▶ _WHAT IS BEING ASKED_
Scan the entries for the string "architectural" and give the number of lines that have it, nothing further.
## Start
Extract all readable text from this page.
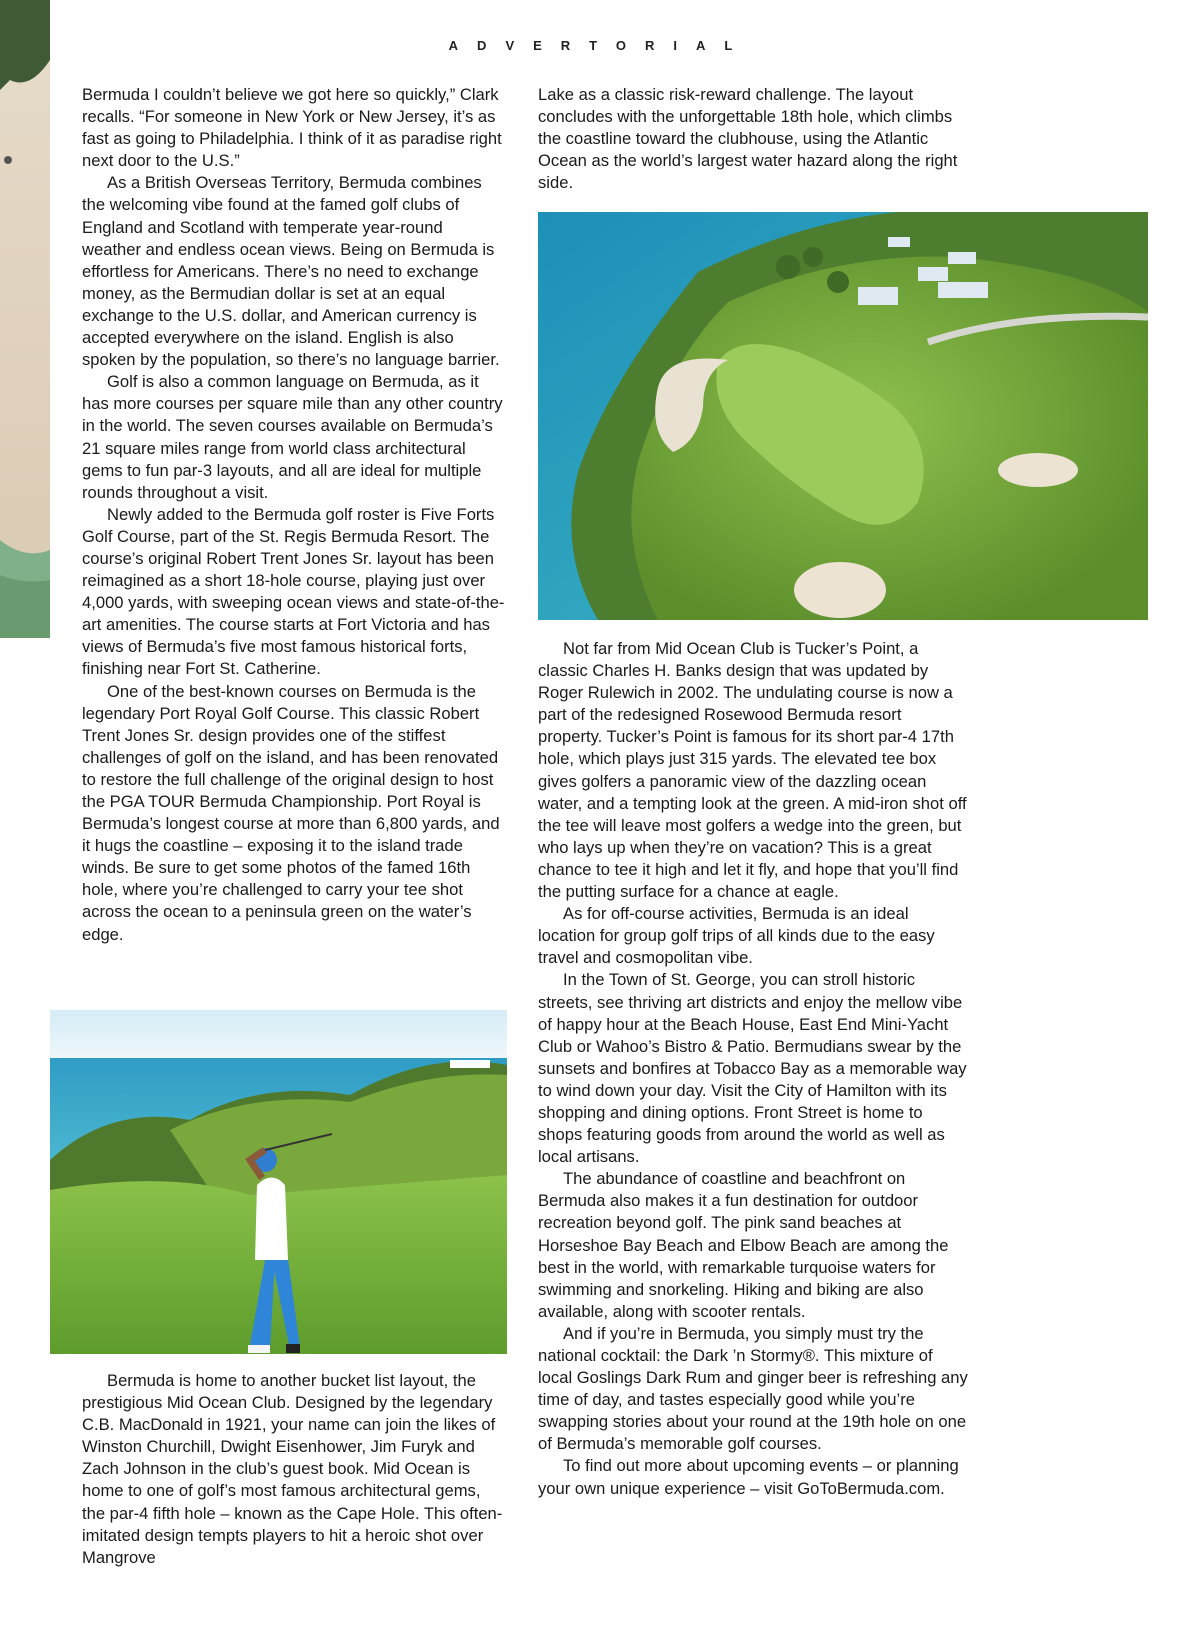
ADVERTORIAL

Bermuda I couldn’t believe we got here so quickly,” Clark recalls. “For someone in New York or New Jersey, it’s as fast as going to Philadelphia. I think of it as paradise right next door to the U.S.”

As a British Overseas Territory, Bermuda combines the welcoming vibe found at the famed golf clubs of England and Scotland with temperate year-round weather and endless ocean views. Being on Bermuda is effortless for Americans. There’s no need to exchange money, as the Bermudian dollar is set at an equal exchange to the U.S. dollar, and American currency is accepted everywhere on the island. English is also spoken by the population, so there’s no language barrier.

Golf is also a common language on Bermuda, as it has more courses per square mile than any other country in the world. The seven courses available on Bermuda’s 21 square miles range from world class architectural gems to fun par-3 layouts, and all are ideal for multiple rounds throughout a visit.

Newly added to the Bermuda golf roster is Five Forts Golf Course, part of the St. Regis Bermuda Resort. The course’s original Robert Trent Jones Sr. layout has been reimagined as a short 18-hole course, playing just over 4,000 yards, with sweeping ocean views and state-of-the-art amenities. The course starts at Fort Victoria and has views of Bermuda’s five most famous historical forts, finishing near Fort St. Catherine.

One of the best-known courses on Bermuda is the legendary Port Royal Golf Course. This classic Robert Trent Jones Sr. design provides one of the stiffest challenges of golf on the island, and has been renovated to restore the full challenge of the original design to host the PGA TOUR Bermuda Championship. Port Royal is Bermuda’s longest course at more than 6,800 yards, and it hugs the coastline – exposing it to the island trade winds. Be sure to get some photos of the famed 16th hole, where you’re challenged to carry your tee shot across the ocean to a peninsula green on the water’s edge.

Bermuda is home to another bucket list layout, the prestigious Mid Ocean Club. Designed by the legendary C.B. MacDonald in 1921, your name can join the likes of Winston Churchill, Dwight Eisenhower, Jim Furyk and Zach Johnson in the club’s guest book. Mid Ocean is home to one of golf’s most famous architectural gems, the par-4 fifth hole – known as the Cape Hole. This often-imitated design tempts players to hit a heroic shot over Mangrove

Lake as a classic risk-reward challenge. The layout concludes with the unforgettable 18th hole, which climbs the coastline toward the clubhouse, using the Atlantic Ocean as the world’s largest water hazard along the right side.

Not far from Mid Ocean Club is Tucker’s Point, a classic Charles H. Banks design that was updated by Roger Rulewich in 2002. The undulating course is now a part of the redesigned Rosewood Bermuda resort property. Tucker’s Point is famous for its short par-4 17th hole, which plays just 315 yards. The elevated tee box gives golfers a panoramic view of the dazzling ocean water, and a tempting look at the green. A mid-iron shot off the tee will leave most golfers a wedge into the green, but who lays up when they’re on vacation? This is a great chance to tee it high and let it fly, and hope that you’ll find the putting surface for a chance at eagle.

As for off-course activities, Bermuda is an ideal location for group golf trips of all kinds due to the easy travel and cosmopolitan vibe.

In the Town of St. George, you can stroll historic streets, see thriving art districts and enjoy the mellow vibe of happy hour at the Beach House, East End Mini-Yacht Club or Wahoo’s Bistro & Patio. Bermudians swear by the sunsets and bonfires at Tobacco Bay as a memorable way to wind down your day. Visit the City of Hamilton with its shopping and dining options. Front Street is home to shops featuring goods from around the world as well as local artisans.

The abundance of coastline and beachfront on Bermuda also makes it a fun destination for outdoor recreation beyond golf. The pink sand beaches at Horseshoe Bay Beach and Elbow Beach are among the best in the world, with remarkable turquoise waters for swimming and snorkeling. Hiking and biking are also available, along with scooter rentals.

And if you’re in Bermuda, you simply must try the national cocktail: the Dark ’n Stormy®. This mixture of local Goslings Dark Rum and ginger beer is refreshing any time of day, and tastes especially good while you’re swapping stories about your round at the 19th hole on one of Bermuda’s memorable golf courses.

To find out more about upcoming events – or planning your own unique experience – visit GoToBermuda.com.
## End
▶ _RESULT_
2